(Collected data)

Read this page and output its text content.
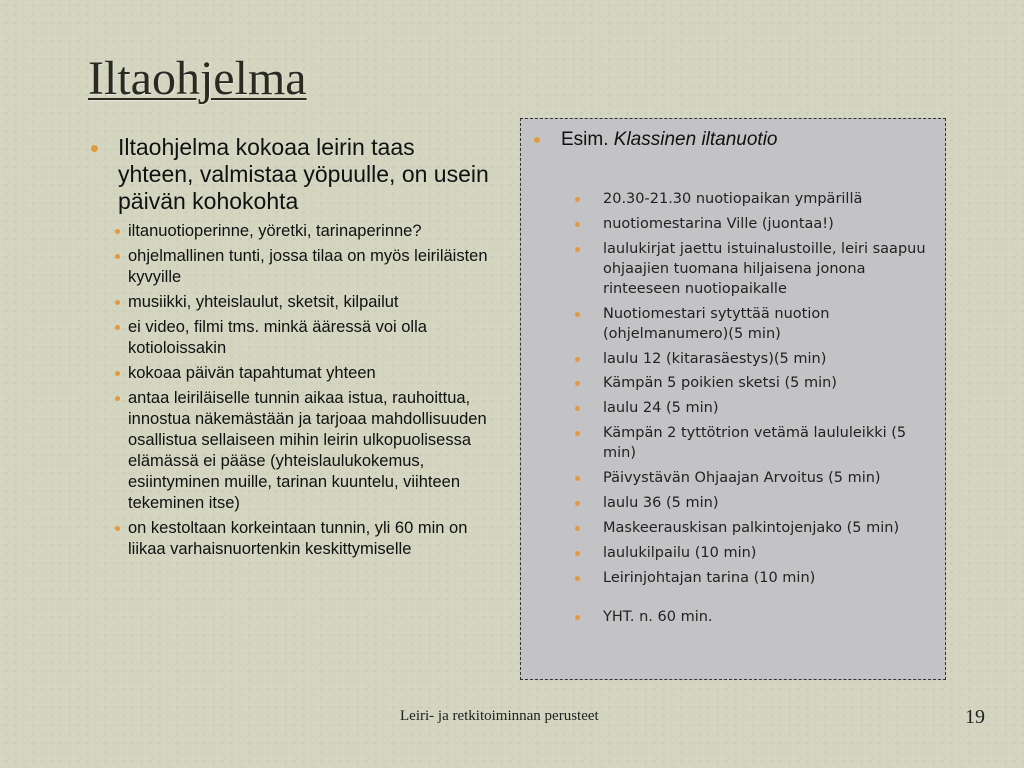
Iltaohjelma
Iltaohjelma kokoaa leirin taas yhteen, valmistaa yöpuulle, on usein päivän kohokohta
iltanuotioperinne, yöretki, tarinaperinne?
ohjelmallinen tunti, jossa tilaa on myös leiriläisten kyvyille
musiikki, yhteislaulut, sketsit, kilpailut
ei video, filmi tms. minkä ääressä voi olla kotioloissakin
kokoaa päivän tapahtumat yhteen
antaa leiriläiselle tunnin aikaa istua, rauhoittua, innostua näkemästään ja tarjoaa mahdollisuuden osallistua sellaiseen mihin leirin ulkopuolisessa elämässä ei pääse (yhteislaulukokemus, esiintyminen muille, tarinan kuuntelu, viihteen tekeminen itse)
on kestoltaan korkeintaan tunnin, yli 60 min on liikaa varhaisnuortenkin keskittymiselle
Esim. Klassinen iltanuotio
20.30-21.30 nuotiopaikan ympärillä
nuotiomestarina Ville (juontaa!)
laulukirjat jaettu istuinalustoille, leiri saapuu ohjaajien tuomana hiljaisena jonona rinteeseen nuotiopaikalle
Nuotiomestari sytyttää nuotion (ohjelmanumero)(5 min)
laulu 12 (kitarasäestys)(5 min)
Kämpän 5 poikien sketsi (5 min)
laulu 24 (5 min)
Kämpän 2 tyttötrion vetämä laululeikki (5 min)
Päivystävän Ohjaajan Arvoitus (5 min)
laulu 36 (5 min)
Maskeerauskisan palkintojenjako (5 min)
laulukilpailu (10 min)
Leirinjohtajan tarina (10 min)
YHT. n. 60 min.
Leiri- ja retkitoiminnan perusteet	19
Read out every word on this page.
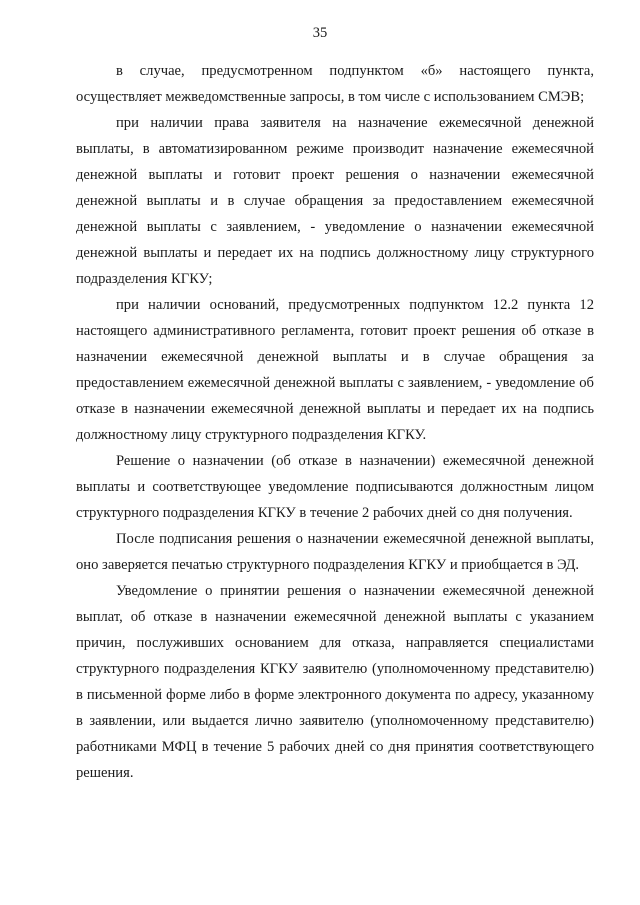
35

в случае, предусмотренном подпунктом «б» настоящего пункта, осуществляет межведомственные запросы, в том числе с использованием СМЭВ;

при наличии права заявителя на назначение ежемесячной денежной выплаты, в автоматизированном режиме производит назначение ежемесячной денежной выплаты и готовит проект решения о назначении ежемесячной денежной выплаты и в случае обращения за предоставлением ежемесячной денежной выплаты с заявлением, - уведомление о назначении ежемесячной денежной выплаты и передает их на подпись должностному лицу структурного подразделения КГКУ;

при наличии оснований, предусмотренных подпунктом 12.2 пункта 12 настоящего административного регламента, готовит проект решения об отказе в назначении ежемесячной денежной выплаты и в случае обращения за предоставлением ежемесячной денежной выплаты с заявлением, - уведомление об отказе в назначении ежемесячной денежной выплаты и передает их на подпись должностному лицу структурного подразделения КГКУ.

Решение о назначении (об отказе в назначении) ежемесячной денежной выплаты и соответствующее уведомление подписываются должностным лицом структурного подразделения КГКУ в течение 2 рабочих дней со дня получения.

После подписания решения о назначении ежемесячной денежной выплаты, оно заверяется печатью структурного подразделения КГКУ и приобщается в ЭД.

Уведомление о принятии решения о назначении ежемесячной денежной выплат, об отказе в назначении ежемесячной денежной выплаты с указанием причин, послуживших основанием для отказа, направляется специалистами структурного подразделения КГКУ заявителю (уполномоченному представителю) в письменной форме либо в форме электронного документа по адресу, указанному в заявлении, или выдается лично заявителю (уполномоченному представителю) работниками МФЦ в течение 5 рабочих дней со дня принятия соответствующего решения.
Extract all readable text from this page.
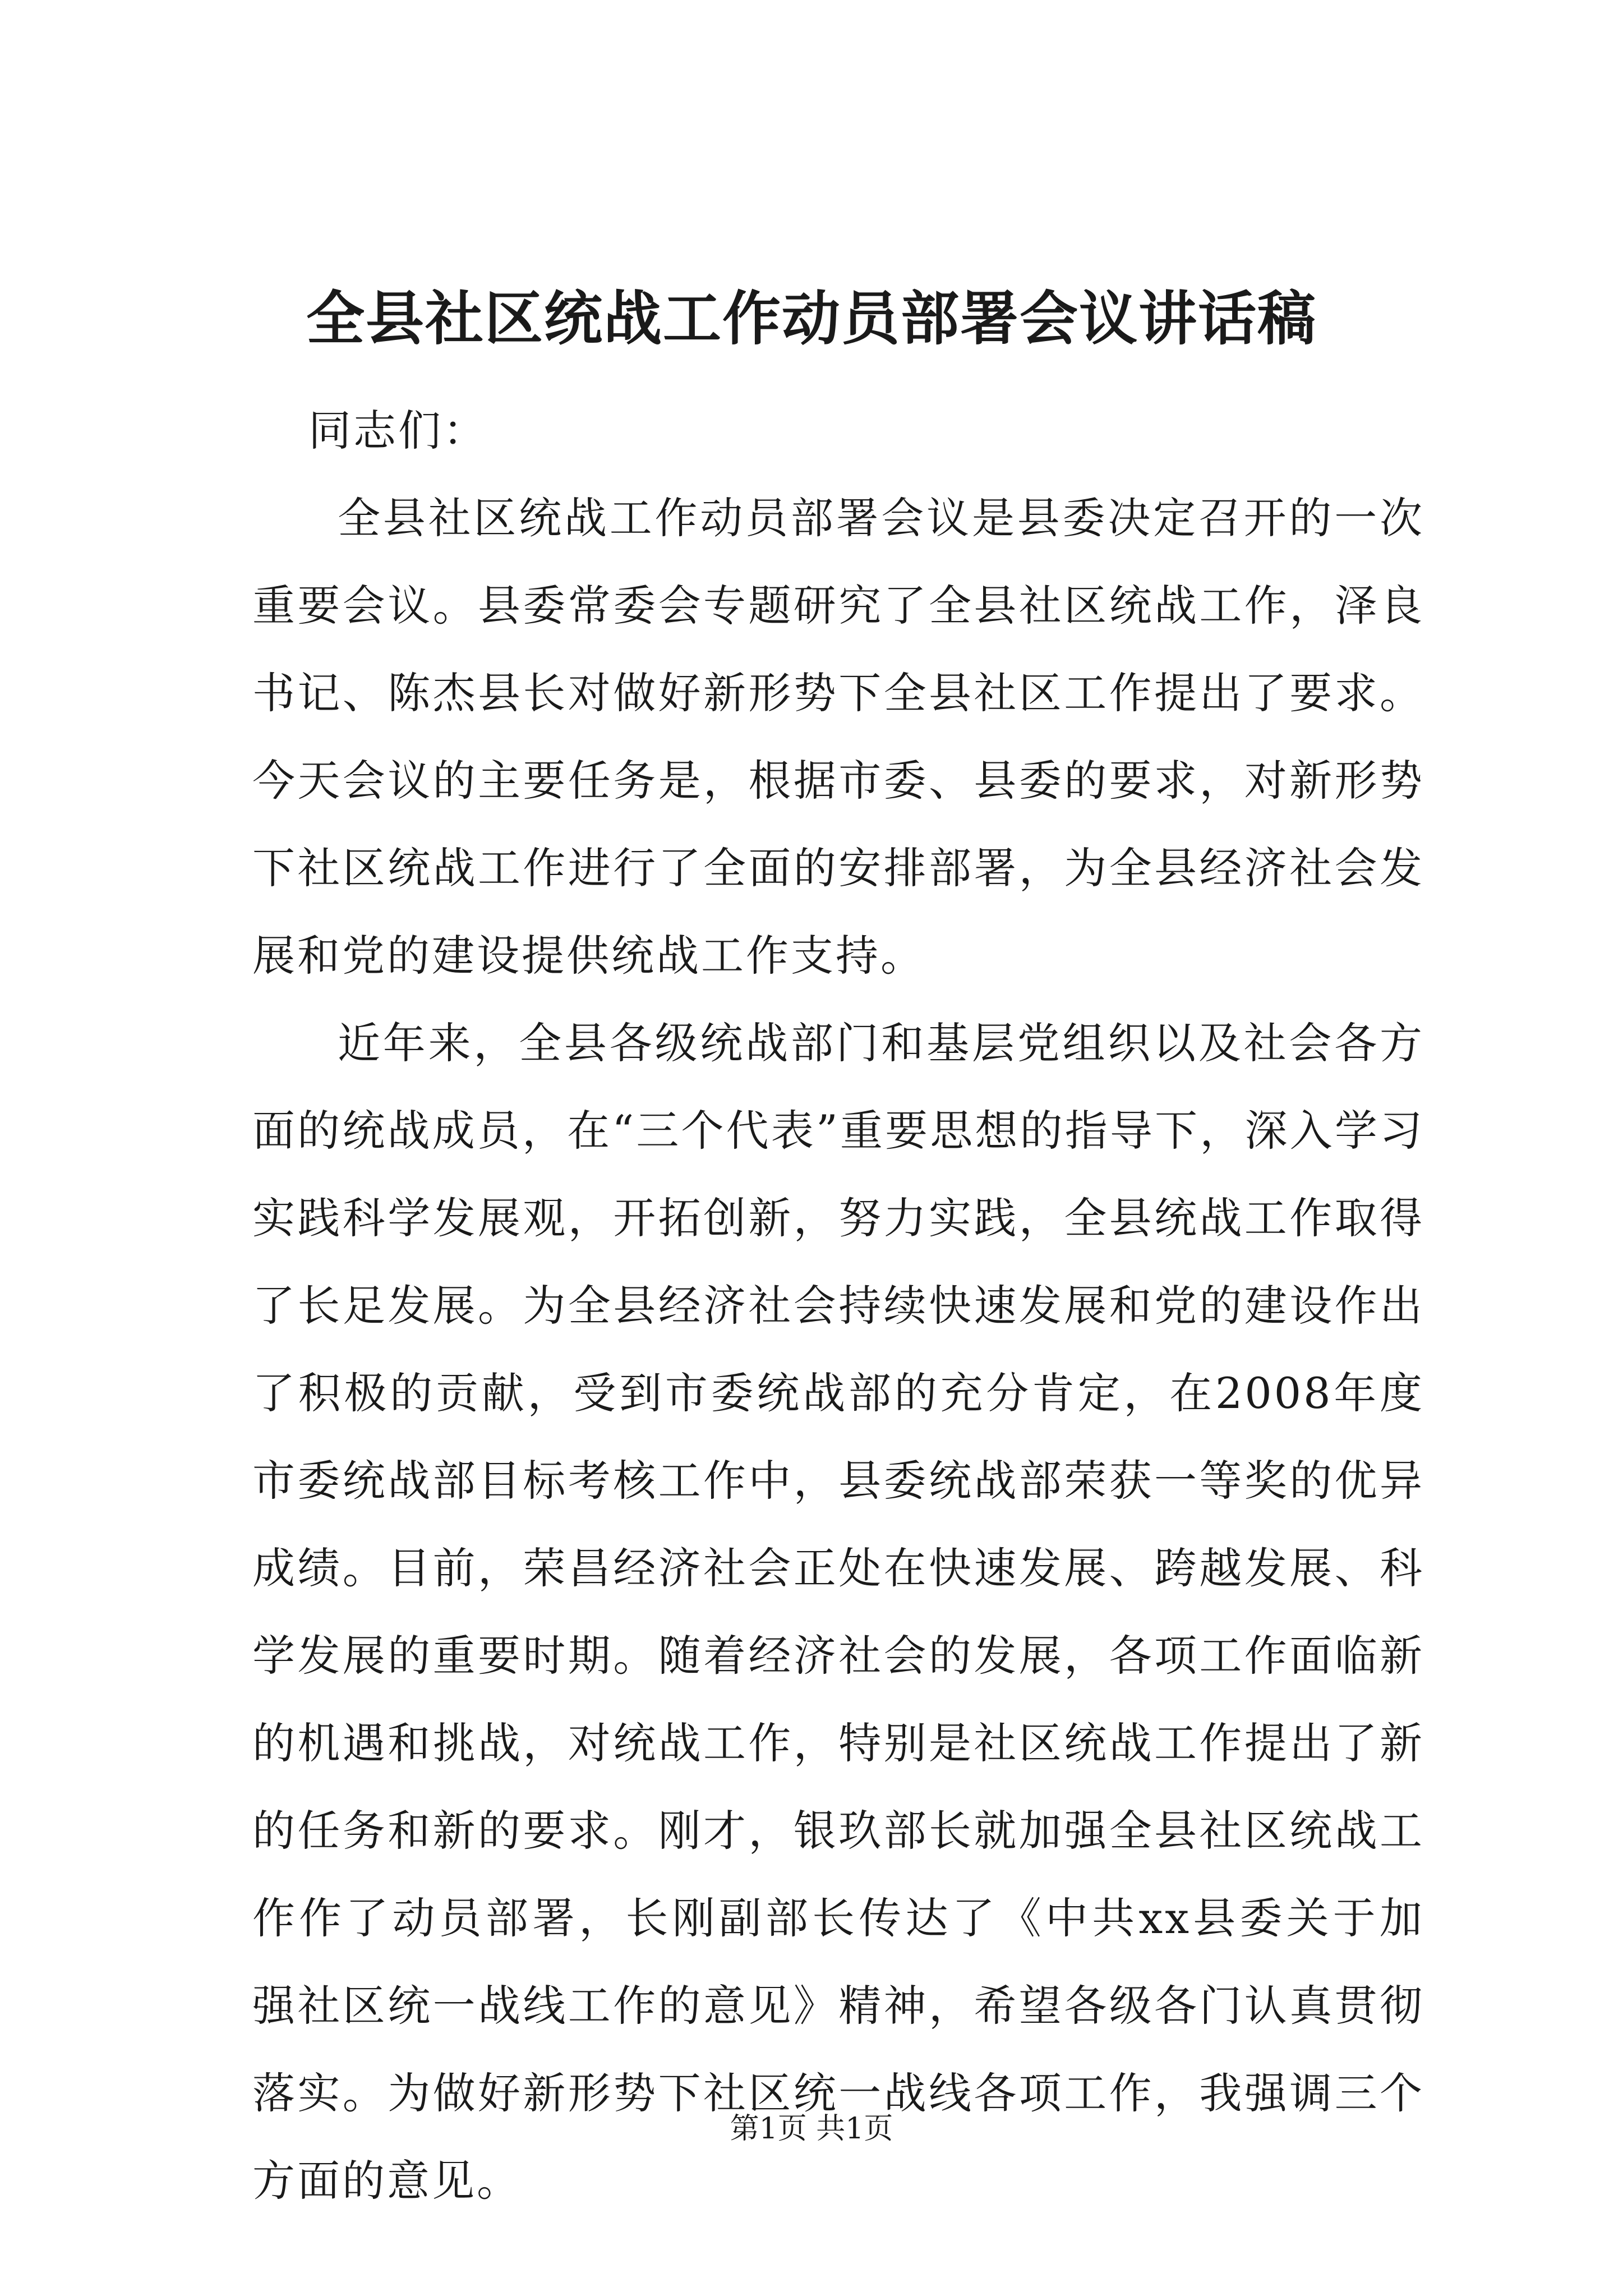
全县社区统战工作动员部署会议讲话稿
同志们：

全县社区统战工作动员部署会议是县委决定召开的一次重要会议。县委常委会专题研究了全县社区统战工作，泽良书记、陈杰县长对做好新形势下全县社区工作提出了要求。今天会议的主要任务是，根据市委、县委的要求，对新形势下社区统战工作进行了全面的安排部署，为全县经济社会发展和党的建设提供统战工作支持。

近年来，全县各级统战部门和基层党组织以及社会各方面的统战成员，在“三个代表”重要思想的指导下，深入学习实践科学发展观，开拓创新，努力实践，全县统战工作取得了长足发展。为全县经济社会持续快速发展和党的建设作出了积极的贡献，受到市委统战部的充分肯定，在2008年度市委统战部目标考核工作中，县委统战部荣获一等奖的优异成绩。目前，荣昌经济社会正处在快速发展、跨越发展、科学发展的重要时期。随着经济社会的发展，各项工作面临新的机遇和挑战，对统战工作，特别是社区统战工作提出了新的任务和新的要求。刚才，银玖部长就加强全县社区统战工作作了动员部署，长刚副部长传达了《中共xx县委关于加强社区统一战线工作的意见》精神，希望各级各门认真贯彻落实。为做好新形势下社区统一战线各项工作，我强调三个方面的意见。

第1页 共1页
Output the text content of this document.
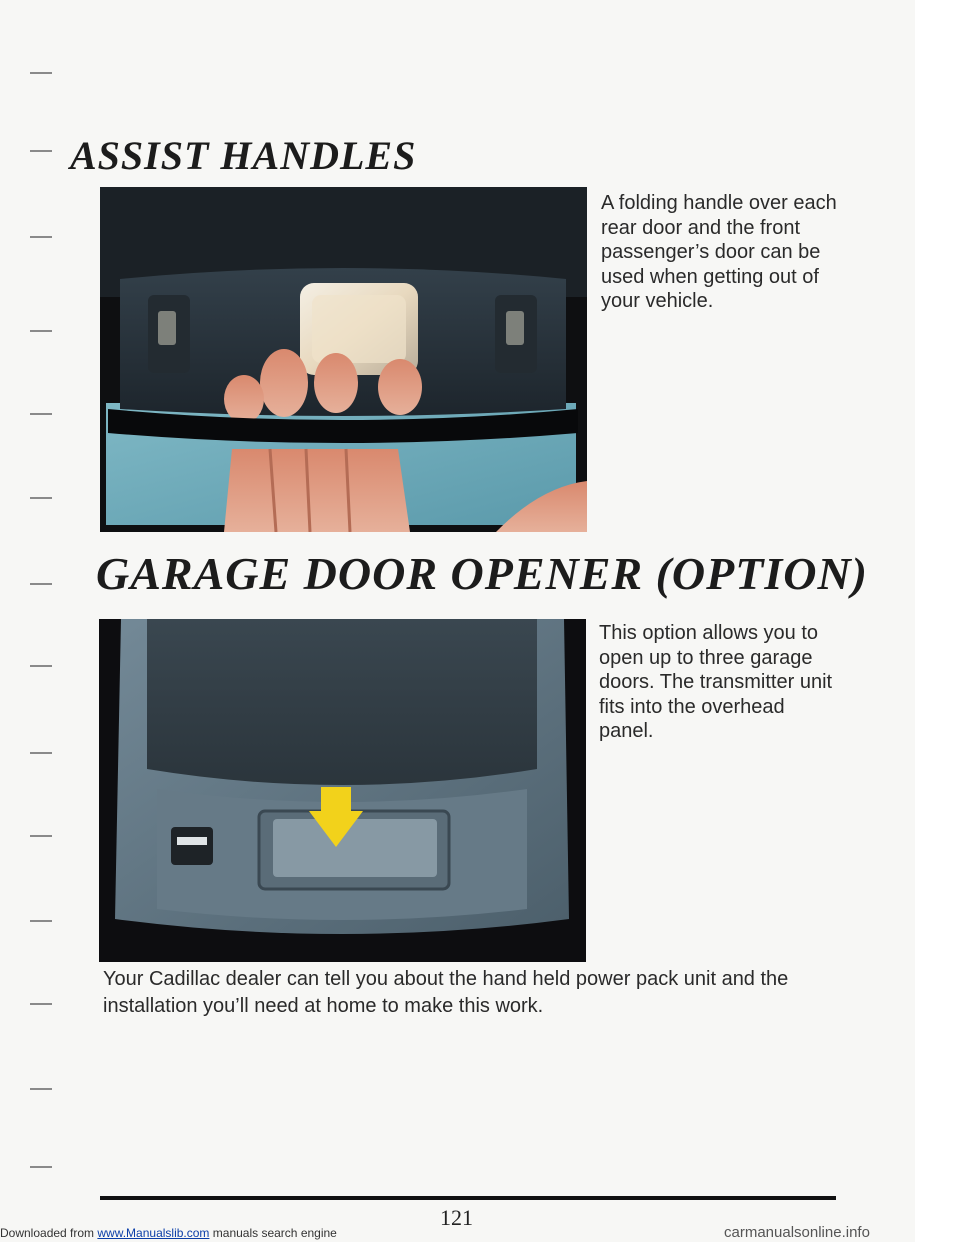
ASSIST HANDLES

A folding handle over each rear door and the front passenger’s door can be used when getting out of your vehicle.

GARAGE DOOR OPENER (OPTION)

This option allows you to open up to three garage doors. The transmitter unit fits into the overhead panel.

Your Cadillac dealer can tell you about the hand held power pack unit and the installation you’ll need at home to make this work.

121
Downloaded from www.Manualslib.com manuals search engine	carmanualsonline.info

REQUIREMENTS. Repeat the lines from the line containing "Extract all readable text from this page." through the end of the material above exactly, with no pictures and nothing else.

THE SOLUTION.
Extract all readable text from this page.
全县社区统战工作动员部署会议讲话稿
同志们：

全县社区统战工作动员部署会议是县委决定召开的一次重要会议。县委常委会专题研究了全县社区统战工作，泽良书记、陈杰县长对做好新形势下全县社区工作提出了要求。今天会议的主要任务是，根据市委、县委的要求，对新形势下社区统战工作进行了全面的安排部署，为全县经济社会发展和党的建设提供统战工作支持。

近年来，全县各级统战部门和基层党组织以及社会各方面的统战成员，在“三个代表”重要思想的指导下，深入学习实践科学发展观，开拓创新，努力实践，全县统战工作取得了长足发展。为全县经济社会持续快速发展和党的建设作出了积极的贡献，受到市委统战部的充分肯定，在2008年度市委统战部目标考核工作中，县委统战部荣获一等奖的优异成绩。目前，荣昌经济社会正处在快速发展、跨越发展、科学发展的重要时期。随着经济社会的发展，各项工作面临新的机遇和挑战，对统战工作，特别是社区统战工作提出了新的任务和新的要求。刚才，银玖部长就加强全县社区统战工作作了动员部署，长刚副部长传达了《中共xx县委关于加强社区统一战线工作的意见》精神，希望各级各门认真贯彻落实。为做好新形势下社区统一战线各项工作，我强调三个方面的意见。

第1页 共1页
Output the text content of this document.
ASSIST HANDLES

A folding handle over each rear door and the front passenger’s door can be used when getting out of your vehicle.

GARAGE DOOR OPENER (OPTION)

This option allows you to open up to three garage doors. The transmitter unit fits into the overhead panel.

Your Cadillac dealer can tell you about the hand held power pack unit and the installation you’ll need at home to make this work.

121
Downloaded from www.Manualslib.com manuals search engine	carmanualsonline.info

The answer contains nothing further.